◆ STATED PROBLEM:
Transcribe the listing verbatim. Do not carry over any pictures.

◆ SUPPLIED RECORDS:
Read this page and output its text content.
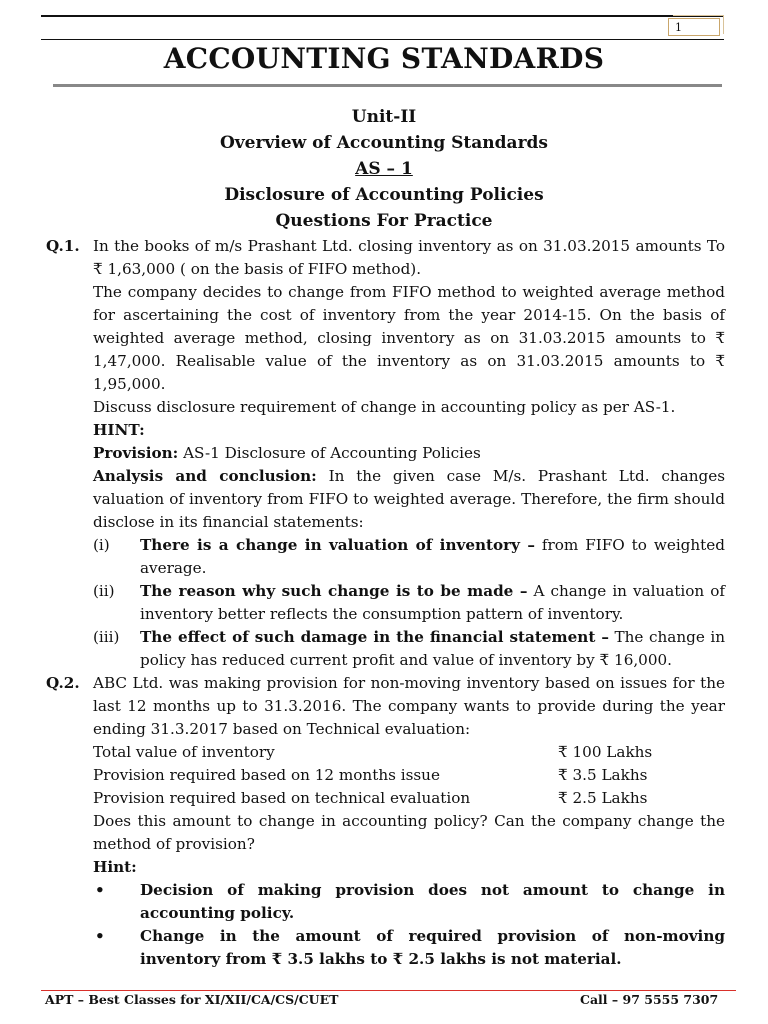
1
ACCOUNTING STANDARDS
Unit-II
Overview of Accounting Standards
AS – 1
Disclosure of Accounting Policies
Questions For Practice
Q.1. In the books of m/s Prashant Ltd. closing inventory as on 31.03.2015 amounts To ₹ 1,63,000 ( on the basis of FIFO method).
The company decides to change from FIFO method to weighted average method for ascertaining the cost of inventory from the year 2014-15. On the basis of weighted average method, closing inventory as on 31.03.2015 amounts to ₹ 1,47,000. Realisable value of the inventory as on 31.03.2015 amounts to ₹ 1,95,000.
Discuss disclosure requirement of change in accounting policy as per AS-1.
HINT:
Provision: AS-1 Disclosure of Accounting Policies
Analysis and conclusion: In the given case M/s. Prashant Ltd. changes valuation of inventory from FIFO to weighted average. Therefore, the firm should disclose in its financial statements:
(i) There is a change in valuation of inventory – from FIFO to weighted average.
(ii) The reason why such change is to be made – A change in valuation of inventory better reflects the consumption pattern of inventory.
(iii) The effect of such damage in the financial statement – The change in policy has reduced current profit and value of inventory by ₹ 16,000.
Q.2. ABC Ltd. was making provision for non-moving inventory based on issues for the last 12 months up to 31.3.2016. The company wants to provide during the year ending 31.3.2017 based on Technical evaluation:
Total value of inventory	₹ 100 Lakhs
Provision required based on 12 months issue	₹ 3.5 Lakhs
Provision required based on technical evaluation	₹ 2.5 Lakhs
Does this amount to change in accounting policy? Can the company change the method of provision?
Hint:
• Decision of making provision does not amount to change in accounting policy.
• Change in the amount of required provision of non-moving inventory from ₹ 3.5 lakhs to ₹ 2.5 lakhs is not material.
APT – Best Classes for XI/XII/CA/CS/CUET	Call – 97 5555 7307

◆ ANSWER BELOW:
Read this page and output its text content.
1
ACCOUNTING STANDARDS
Unit-II
Overview of Accounting Standards
AS – 1
Disclosure of Accounting Policies
Questions For Practice
Q.1. In the books of m/s Prashant Ltd. closing inventory as on 31.03.2015 amounts To ₹ 1,63,000 ( on the basis of FIFO method).
The company decides to change from FIFO method to weighted average method for ascertaining the cost of inventory from the year 2014-15. On the basis of weighted average method, closing inventory as on 31.03.2015 amounts to ₹ 1,47,000. Realisable value of the inventory as on 31.03.2015 amounts to ₹ 1,95,000.
Discuss disclosure requirement of change in accounting policy as per AS-1.
HINT:
Provision: AS-1 Disclosure of Accounting Policies
Analysis and conclusion: In the given case M/s. Prashant Ltd. changes valuation of inventory from FIFO to weighted average. Therefore, the firm should disclose in its financial statements:
(i) There is a change in valuation of inventory – from FIFO to weighted average.
(ii) The reason why such change is to be made – A change in valuation of inventory better reflects the consumption pattern of inventory.
(iii) The effect of such damage in the financial statement – The change in policy has reduced current profit and value of inventory by ₹ 16,000.
Q.2. ABC Ltd. was making provision for non-moving inventory based on issues for the last 12 months up to 31.3.2016. The company wants to provide during the year ending 31.3.2017 based on Technical evaluation:
Total value of inventory	₹ 100 Lakhs
Provision required based on 12 months issue	₹ 3.5 Lakhs
Provision required based on technical evaluation	₹ 2.5 Lakhs
Does this amount to change in accounting policy? Can the company change the method of provision?
Hint:
• Decision of making provision does not amount to change in accounting policy.
• Change in the amount of required provision of non-moving inventory from ₹ 3.5 lakhs to ₹ 2.5 lakhs is not material.
APT – Best Classes for XI/XII/CA/CS/CUET	Call – 97 5555 7307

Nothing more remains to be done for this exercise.